Listed entries:
<<<<

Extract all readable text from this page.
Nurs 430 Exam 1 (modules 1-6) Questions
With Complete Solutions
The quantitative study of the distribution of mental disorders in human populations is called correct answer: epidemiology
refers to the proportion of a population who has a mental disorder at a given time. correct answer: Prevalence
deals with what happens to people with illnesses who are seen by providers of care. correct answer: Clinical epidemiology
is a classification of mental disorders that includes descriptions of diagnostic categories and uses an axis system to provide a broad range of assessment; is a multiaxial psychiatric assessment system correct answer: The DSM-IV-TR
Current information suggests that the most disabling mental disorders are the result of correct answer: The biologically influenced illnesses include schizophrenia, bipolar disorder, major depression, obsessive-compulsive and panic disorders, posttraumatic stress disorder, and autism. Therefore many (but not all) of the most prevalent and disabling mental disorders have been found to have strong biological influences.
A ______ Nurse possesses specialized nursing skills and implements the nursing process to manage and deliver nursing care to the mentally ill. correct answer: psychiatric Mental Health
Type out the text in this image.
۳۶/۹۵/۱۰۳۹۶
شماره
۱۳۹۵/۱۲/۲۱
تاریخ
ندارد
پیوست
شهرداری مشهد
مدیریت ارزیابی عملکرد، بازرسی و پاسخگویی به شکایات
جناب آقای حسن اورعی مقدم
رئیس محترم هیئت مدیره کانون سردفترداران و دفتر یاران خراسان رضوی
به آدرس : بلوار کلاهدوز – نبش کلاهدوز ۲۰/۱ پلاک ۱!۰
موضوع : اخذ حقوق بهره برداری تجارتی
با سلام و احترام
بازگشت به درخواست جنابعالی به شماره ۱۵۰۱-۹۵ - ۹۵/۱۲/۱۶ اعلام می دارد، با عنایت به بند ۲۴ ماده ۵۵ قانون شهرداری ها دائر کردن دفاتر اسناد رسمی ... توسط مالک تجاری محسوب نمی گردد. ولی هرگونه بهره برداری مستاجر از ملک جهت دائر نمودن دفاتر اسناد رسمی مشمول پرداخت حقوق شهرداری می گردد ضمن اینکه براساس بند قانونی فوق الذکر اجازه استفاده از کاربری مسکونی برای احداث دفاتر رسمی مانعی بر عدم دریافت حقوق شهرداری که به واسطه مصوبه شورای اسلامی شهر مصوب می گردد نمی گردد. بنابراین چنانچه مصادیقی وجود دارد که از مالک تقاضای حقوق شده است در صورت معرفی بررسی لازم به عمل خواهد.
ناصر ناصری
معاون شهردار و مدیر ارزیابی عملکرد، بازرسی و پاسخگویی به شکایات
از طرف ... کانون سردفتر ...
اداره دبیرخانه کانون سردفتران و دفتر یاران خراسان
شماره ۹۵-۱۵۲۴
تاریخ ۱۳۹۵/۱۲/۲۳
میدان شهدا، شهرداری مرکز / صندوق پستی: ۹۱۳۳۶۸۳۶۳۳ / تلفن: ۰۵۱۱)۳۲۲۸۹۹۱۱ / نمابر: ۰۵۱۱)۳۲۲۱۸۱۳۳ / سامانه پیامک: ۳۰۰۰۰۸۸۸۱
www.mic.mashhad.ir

>>>>

Given task:
Extract exactly the lines between the line containing "Type out the text in this image." and the end of the data, including both.

Written response:
Type out the text in this image.
۳۶/۹۵/۱۰۳۹۶
شماره
۱۳۹۵/۱۲/۲۱
تاریخ
ندارد
پیوست
شهرداری مشهد
مدیریت ارزیابی عملکرد، بازرسی و پاسخگویی به شکایات
جناب آقای حسن اورعی مقدم
رئیس محترم هیئت مدیره کانون سردفترداران و دفتر یاران خراسان رضوی
به آدرس : بلوار کلاهدوز – نبش کلاهدوز ۲۰/۱ پلاک ۱!۰
موضوع : اخذ حقوق بهره برداری تجارتی
با سلام و احترام
بازگشت به درخواست جنابعالی به شماره ۱۵۰۱-۹۵ - ۹۵/۱۲/۱۶ اعلام می دارد، با عنایت به بند ۲۴ ماده ۵۵ قانون شهرداری ها دائر کردن دفاتر اسناد رسمی ... توسط مالک تجاری محسوب نمی گردد. ولی هرگونه بهره برداری مستاجر از ملک جهت دائر نمودن دفاتر اسناد رسمی مشمول پرداخت حقوق شهرداری می گردد ضمن اینکه براساس بند قانونی فوق الذکر اجازه استفاده از کاربری مسکونی برای احداث دفاتر رسمی مانعی بر عدم دریافت حقوق شهرداری که به واسطه مصوبه شورای اسلامی شهر مصوب می گردد نمی گردد. بنابراین چنانچه مصادیقی وجود دارد که از مالک تقاضای حقوق شده است در صورت معرفی بررسی لازم به عمل خواهد.
ناصر ناصری
معاون شهردار و مدیر ارزیابی عملکرد، بازرسی و پاسخگویی به شکایات
از طرف ... کانون سردفتر ...
اداره دبیرخانه کانون سردفتران و دفتر یاران خراسان
شماره ۹۵-۱۵۲۴
تاریخ ۱۳۹۵/۱۲/۲۳
میدان شهدا، شهرداری مرکز / صندوق پستی: ۹۱۳۳۶۸۳۶۳۳ / تلفن: ۰۵۱۱)۳۲۲۸۹۹۱۱ / نمابر: ۰۵۱۱)۳۲۲۱۸۱۳۳ / سامانه پیامک: ۳۰۰۰۰۸۸۸۱
www.mic.mashhad.ir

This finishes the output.